Records from a collection of figures

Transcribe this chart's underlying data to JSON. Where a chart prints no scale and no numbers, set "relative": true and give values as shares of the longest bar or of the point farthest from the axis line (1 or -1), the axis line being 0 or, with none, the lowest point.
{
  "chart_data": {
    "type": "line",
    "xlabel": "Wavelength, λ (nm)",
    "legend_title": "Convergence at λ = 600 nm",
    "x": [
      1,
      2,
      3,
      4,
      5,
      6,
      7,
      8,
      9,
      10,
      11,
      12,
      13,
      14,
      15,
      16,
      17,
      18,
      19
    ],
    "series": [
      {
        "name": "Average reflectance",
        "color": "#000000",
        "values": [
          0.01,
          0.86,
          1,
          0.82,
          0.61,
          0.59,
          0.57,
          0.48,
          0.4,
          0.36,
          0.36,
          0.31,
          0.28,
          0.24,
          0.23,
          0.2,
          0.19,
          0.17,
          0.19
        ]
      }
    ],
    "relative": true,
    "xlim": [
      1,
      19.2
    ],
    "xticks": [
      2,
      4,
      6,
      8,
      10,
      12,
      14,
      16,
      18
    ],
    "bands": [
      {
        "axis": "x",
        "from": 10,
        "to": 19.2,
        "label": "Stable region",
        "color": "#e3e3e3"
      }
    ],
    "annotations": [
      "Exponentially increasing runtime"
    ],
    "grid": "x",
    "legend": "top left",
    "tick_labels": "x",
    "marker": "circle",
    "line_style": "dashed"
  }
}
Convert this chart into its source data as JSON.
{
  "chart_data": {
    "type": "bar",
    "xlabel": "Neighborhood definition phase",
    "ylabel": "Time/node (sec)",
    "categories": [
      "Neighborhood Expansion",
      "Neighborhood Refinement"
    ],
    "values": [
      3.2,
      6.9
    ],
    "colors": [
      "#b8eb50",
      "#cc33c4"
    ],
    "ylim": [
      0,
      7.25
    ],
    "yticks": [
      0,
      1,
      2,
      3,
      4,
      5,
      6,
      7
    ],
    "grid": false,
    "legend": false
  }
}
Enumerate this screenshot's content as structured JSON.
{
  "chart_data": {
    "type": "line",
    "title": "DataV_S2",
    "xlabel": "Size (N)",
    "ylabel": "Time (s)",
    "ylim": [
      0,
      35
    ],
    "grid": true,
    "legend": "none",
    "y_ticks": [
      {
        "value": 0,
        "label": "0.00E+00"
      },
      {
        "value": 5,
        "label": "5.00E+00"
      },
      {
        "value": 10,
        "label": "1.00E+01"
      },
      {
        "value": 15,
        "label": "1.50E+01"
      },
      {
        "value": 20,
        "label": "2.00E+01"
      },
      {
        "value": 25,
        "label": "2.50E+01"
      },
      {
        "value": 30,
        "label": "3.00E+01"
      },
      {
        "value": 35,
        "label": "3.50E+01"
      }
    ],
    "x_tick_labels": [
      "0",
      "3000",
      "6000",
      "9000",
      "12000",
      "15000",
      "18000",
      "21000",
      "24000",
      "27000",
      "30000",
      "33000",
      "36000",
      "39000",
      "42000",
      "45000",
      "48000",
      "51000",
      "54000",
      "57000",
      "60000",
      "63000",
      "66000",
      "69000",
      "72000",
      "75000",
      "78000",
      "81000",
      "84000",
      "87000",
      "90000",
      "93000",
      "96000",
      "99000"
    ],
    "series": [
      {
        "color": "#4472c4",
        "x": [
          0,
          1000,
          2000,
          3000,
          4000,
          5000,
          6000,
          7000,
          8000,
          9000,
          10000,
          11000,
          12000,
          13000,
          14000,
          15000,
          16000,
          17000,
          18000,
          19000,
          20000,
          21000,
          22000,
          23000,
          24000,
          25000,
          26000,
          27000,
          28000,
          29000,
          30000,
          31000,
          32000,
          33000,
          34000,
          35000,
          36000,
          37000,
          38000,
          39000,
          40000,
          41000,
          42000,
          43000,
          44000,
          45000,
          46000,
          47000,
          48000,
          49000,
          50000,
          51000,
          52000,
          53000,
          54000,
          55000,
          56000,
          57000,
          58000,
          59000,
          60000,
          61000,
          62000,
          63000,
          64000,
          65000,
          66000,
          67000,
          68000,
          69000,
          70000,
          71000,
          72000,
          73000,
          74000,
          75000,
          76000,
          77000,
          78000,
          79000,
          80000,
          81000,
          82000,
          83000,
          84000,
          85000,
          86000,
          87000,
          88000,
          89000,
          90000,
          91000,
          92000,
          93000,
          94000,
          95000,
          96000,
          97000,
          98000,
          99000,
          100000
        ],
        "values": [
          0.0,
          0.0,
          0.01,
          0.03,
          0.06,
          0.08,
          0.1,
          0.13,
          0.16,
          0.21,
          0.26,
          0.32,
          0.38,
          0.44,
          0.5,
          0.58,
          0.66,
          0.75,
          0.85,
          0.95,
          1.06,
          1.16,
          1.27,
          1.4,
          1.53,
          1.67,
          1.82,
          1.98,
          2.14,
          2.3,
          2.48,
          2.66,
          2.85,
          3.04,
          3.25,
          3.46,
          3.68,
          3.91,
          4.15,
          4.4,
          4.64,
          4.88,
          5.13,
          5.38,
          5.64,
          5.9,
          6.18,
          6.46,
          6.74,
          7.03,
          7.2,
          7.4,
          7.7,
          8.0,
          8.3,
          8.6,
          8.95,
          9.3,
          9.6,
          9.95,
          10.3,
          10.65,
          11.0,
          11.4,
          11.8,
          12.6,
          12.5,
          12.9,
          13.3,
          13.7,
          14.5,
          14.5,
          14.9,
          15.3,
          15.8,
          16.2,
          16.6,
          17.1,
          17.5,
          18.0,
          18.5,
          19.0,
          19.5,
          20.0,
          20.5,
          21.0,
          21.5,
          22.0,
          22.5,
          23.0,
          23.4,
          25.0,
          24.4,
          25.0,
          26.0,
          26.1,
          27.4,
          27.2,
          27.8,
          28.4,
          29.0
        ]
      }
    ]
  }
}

▸ TASK STATEMENT
Retype the material above, line by line, exactly.

▸ RIGHT ANSWER
Transcribe this chart's underlying data to JSON. Where a chart prints no scale and no numbers, set "relative": true and give values as shares of the longest bar or of the point farthest from the axis line (1 or -1), the axis line being 0 or, with none, the lowest point.
{
  "chart_data": {
    "type": "line",
    "xlabel": "Wavelength, λ (nm)",
    "legend_title": "Convergence at λ = 600 nm",
    "x": [
      1,
      2,
      3,
      4,
      5,
      6,
      7,
      8,
      9,
      10,
      11,
      12,
      13,
      14,
      15,
      16,
      17,
      18,
      19
    ],
    "series": [
      {
        "name": "Average reflectance",
        "color": "#000000",
        "values": [
          0.01,
          0.86,
          1,
          0.82,
          0.61,
          0.59,
          0.57,
          0.48,
          0.4,
          0.36,
          0.36,
          0.31,
          0.28,
          0.24,
          0.23,
          0.2,
          0.19,
          0.17,
          0.19
        ]
      }
    ],
    "relative": true,
    "xlim": [
      1,
      19.2
    ],
    "xticks": [
      2,
      4,
      6,
      8,
      10,
      12,
      14,
      16,
      18
    ],
    "bands": [
      {
        "axis": "x",
        "from": 10,
        "to": 19.2,
        "label": "Stable region",
        "color": "#e3e3e3"
      }
    ],
    "annotations": [
      "Exponentially increasing runtime"
    ],
    "grid": "x",
    "legend": "top left",
    "tick_labels": "x",
    "marker": "circle",
    "line_style": "dashed"
  }
}
Convert this chart into its source data as JSON.
{
  "chart_data": {
    "type": "bar",
    "xlabel": "Neighborhood definition phase",
    "ylabel": "Time/node (sec)",
    "categories": [
      "Neighborhood Expansion",
      "Neighborhood Refinement"
    ],
    "values": [
      3.2,
      6.9
    ],
    "colors": [
      "#b8eb50",
      "#cc33c4"
    ],
    "ylim": [
      0,
      7.25
    ],
    "yticks": [
      0,
      1,
      2,
      3,
      4,
      5,
      6,
      7
    ],
    "grid": false,
    "legend": false
  }
}
Enumerate this screenshot's content as structured JSON.
{
  "chart_data": {
    "type": "line",
    "title": "DataV_S2",
    "xlabel": "Size (N)",
    "ylabel": "Time (s)",
    "ylim": [
      0,
      35
    ],
    "grid": true,
    "legend": "none",
    "y_ticks": [
      {
        "value": 0,
        "label": "0.00E+00"
      },
      {
        "value": 5,
        "label": "5.00E+00"
      },
      {
        "value": 10,
        "label": "1.00E+01"
      },
      {
        "value": 15,
        "label": "1.50E+01"
      },
      {
        "value": 20,
        "label": "2.00E+01"
      },
      {
        "value": 25,
        "label": "2.50E+01"
      },
      {
        "value": 30,
        "label": "3.00E+01"
      },
      {
        "value": 35,
        "label": "3.50E+01"
      }
    ],
    "x_tick_labels": [
      "0",
      "3000",
      "6000",
      "9000",
      "12000",
      "15000",
      "18000",
      "21000",
      "24000",
      "27000",
      "30000",
      "33000",
      "36000",
      "39000",
      "42000",
      "45000",
      "48000",
      "51000",
      "54000",
      "57000",
      "60000",
      "63000",
      "66000",
      "69000",
      "72000",
      "75000",
      "78000",
      "81000",
      "84000",
      "87000",
      "90000",
      "93000",
      "96000",
      "99000"
    ],
    "series": [
      {
        "color": "#4472c4",
        "x": [
          0,
          1000,
          2000,
          3000,
          4000,
          5000,
          6000,
          7000,
          8000,
          9000,
          10000,
          11000,
          12000,
          13000,
          14000,
          15000,
          16000,
          17000,
          18000,
          19000,
          20000,
          21000,
          22000,
          23000,
          24000,
          25000,
          26000,
          27000,
          28000,
          29000,
          30000,
          31000,
          32000,
          33000,
          34000,
          35000,
          36000,
          37000,
          38000,
          39000,
          40000,
          41000,
          42000,
          43000,
          44000,
          45000,
          46000,
          47000,
          48000,
          49000,
          50000,
          51000,
          52000,
          53000,
          54000,
          55000,
          56000,
          57000,
          58000,
          59000,
          60000,
          61000,
          62000,
          63000,
          64000,
          65000,
          66000,
          67000,
          68000,
          69000,
          70000,
          71000,
          72000,
          73000,
          74000,
          75000,
          76000,
          77000,
          78000,
          79000,
          80000,
          81000,
          82000,
          83000,
          84000,
          85000,
          86000,
          87000,
          88000,
          89000,
          90000,
          91000,
          92000,
          93000,
          94000,
          95000,
          96000,
          97000,
          98000,
          99000,
          100000
        ],
        "values": [
          0.0,
          0.0,
          0.01,
          0.03,
          0.06,
          0.08,
          0.1,
          0.13,
          0.16,
          0.21,
          0.26,
          0.32,
          0.38,
          0.44,
          0.5,
          0.58,
          0.66,
          0.75,
          0.85,
          0.95,
          1.06,
          1.16,
          1.27,
          1.4,
          1.53,
          1.67,
          1.82,
          1.98,
          2.14,
          2.3,
          2.48,
          2.66,
          2.85,
          3.04,
          3.25,
          3.46,
          3.68,
          3.91,
          4.15,
          4.4,
          4.64,
          4.88,
          5.13,
          5.38,
          5.64,
          5.9,
          6.18,
          6.46,
          6.74,
          7.03,
          7.2,
          7.4,
          7.7,
          8.0,
          8.3,
          8.6,
          8.95,
          9.3,
          9.6,
          9.95,
          10.3,
          10.65,
          11.0,
          11.4,
          11.8,
          12.6,
          12.5,
          12.9,
          13.3,
          13.7,
          14.5,
          14.5,
          14.9,
          15.3,
          15.8,
          16.2,
          16.6,
          17.1,
          17.5,
          18.0,
          18.5,
          19.0,
          19.5,
          20.0,
          20.5,
          21.0,
          21.5,
          22.0,
          22.5,
          23.0,
          23.4,
          25.0,
          24.4,
          25.0,
          26.0,
          26.1,
          27.4,
          27.2,
          27.8,
          28.4,
          29.0
        ]
      }
    ]
  }
}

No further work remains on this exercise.